DIRECTIVE — Records follow. Copy every line with "Vader".

— Start RECORDS —

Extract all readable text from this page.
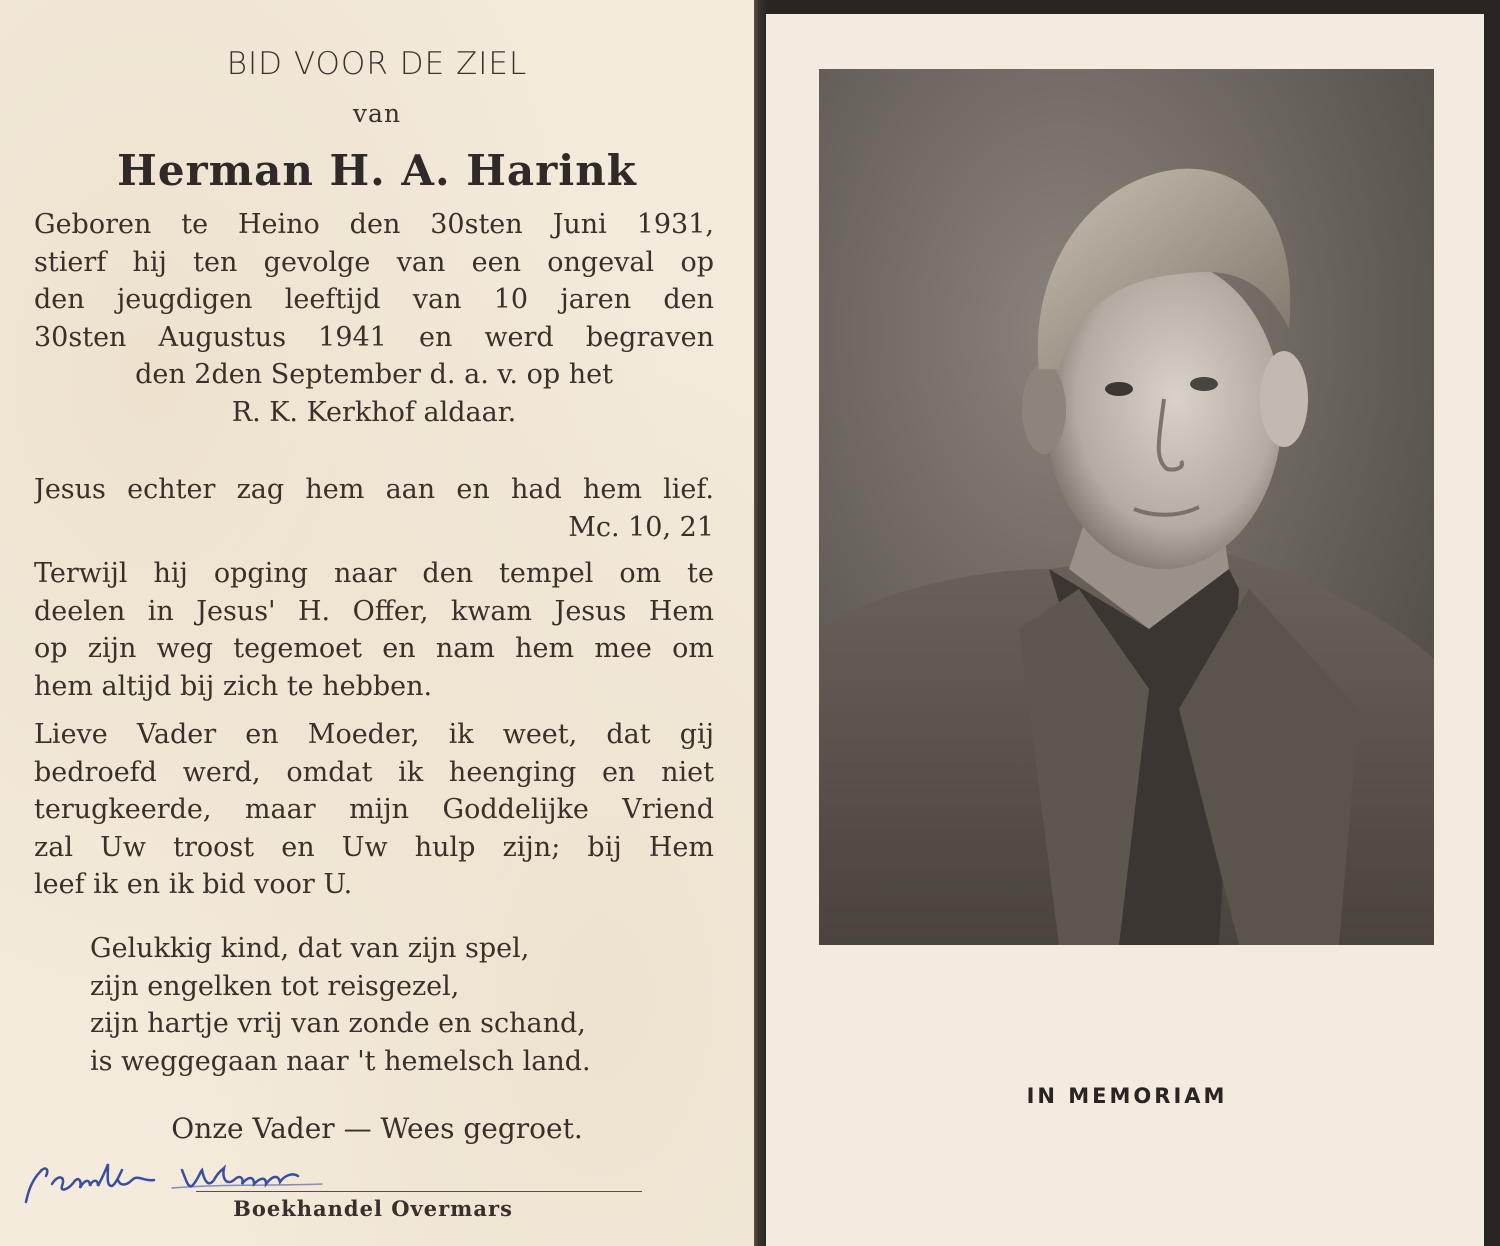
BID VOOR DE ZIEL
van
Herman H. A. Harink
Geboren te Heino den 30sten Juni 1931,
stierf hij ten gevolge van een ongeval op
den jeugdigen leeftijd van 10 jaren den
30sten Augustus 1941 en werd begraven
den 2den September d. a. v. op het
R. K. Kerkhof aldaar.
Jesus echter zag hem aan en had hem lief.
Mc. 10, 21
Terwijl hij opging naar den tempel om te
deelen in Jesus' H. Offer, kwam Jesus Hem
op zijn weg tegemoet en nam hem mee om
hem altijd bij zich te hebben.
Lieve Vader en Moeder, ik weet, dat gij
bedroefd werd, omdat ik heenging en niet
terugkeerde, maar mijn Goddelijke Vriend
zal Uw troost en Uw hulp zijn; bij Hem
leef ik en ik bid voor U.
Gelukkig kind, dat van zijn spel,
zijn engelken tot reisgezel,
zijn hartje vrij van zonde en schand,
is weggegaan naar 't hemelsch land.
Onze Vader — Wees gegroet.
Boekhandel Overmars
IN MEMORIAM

— End RECORDS —

RESULT OF THIS EXERCISE —
Lieve Vader en Moeder, ik weet, dat gij
Onze Vader — Wees gegroet.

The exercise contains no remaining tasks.